* start *

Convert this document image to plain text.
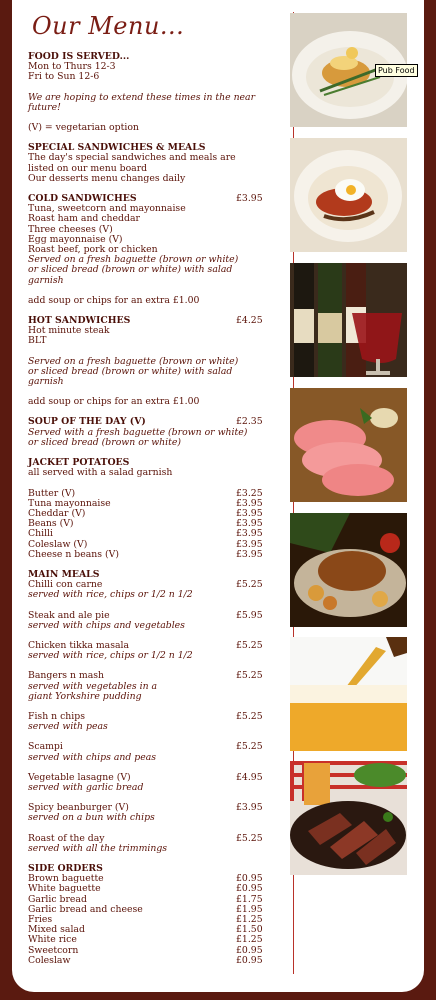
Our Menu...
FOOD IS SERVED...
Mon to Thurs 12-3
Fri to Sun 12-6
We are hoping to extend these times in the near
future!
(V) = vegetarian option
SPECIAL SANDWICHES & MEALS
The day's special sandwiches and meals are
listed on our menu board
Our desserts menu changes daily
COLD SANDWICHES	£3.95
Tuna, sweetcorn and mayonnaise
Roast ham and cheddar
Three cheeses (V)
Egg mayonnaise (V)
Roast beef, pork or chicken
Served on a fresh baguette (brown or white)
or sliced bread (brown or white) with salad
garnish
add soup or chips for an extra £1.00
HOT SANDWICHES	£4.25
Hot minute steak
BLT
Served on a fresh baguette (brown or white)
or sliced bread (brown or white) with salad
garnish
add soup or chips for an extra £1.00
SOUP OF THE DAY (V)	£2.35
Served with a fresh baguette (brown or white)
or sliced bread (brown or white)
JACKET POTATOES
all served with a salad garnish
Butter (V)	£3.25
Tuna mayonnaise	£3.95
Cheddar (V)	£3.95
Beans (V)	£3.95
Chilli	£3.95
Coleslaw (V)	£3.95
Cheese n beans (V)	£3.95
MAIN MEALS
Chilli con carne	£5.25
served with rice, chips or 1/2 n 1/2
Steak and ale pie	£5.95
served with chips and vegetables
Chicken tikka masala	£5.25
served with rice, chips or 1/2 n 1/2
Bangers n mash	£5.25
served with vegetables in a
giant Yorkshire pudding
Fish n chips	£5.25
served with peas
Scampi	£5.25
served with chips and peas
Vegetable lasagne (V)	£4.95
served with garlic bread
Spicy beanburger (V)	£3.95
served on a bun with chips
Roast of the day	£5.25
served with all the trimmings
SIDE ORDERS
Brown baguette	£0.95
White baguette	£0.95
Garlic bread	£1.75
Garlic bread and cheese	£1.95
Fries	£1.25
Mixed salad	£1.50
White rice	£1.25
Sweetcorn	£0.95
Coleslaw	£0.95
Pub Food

* end *

● **Given task**: Return from the data every line that holds "mayonnaise".

● **Exercise answer**:
Tuna, sweetcorn and mayonnaise
Egg mayonnaise (V)
Tuna mayonnaise	£3.95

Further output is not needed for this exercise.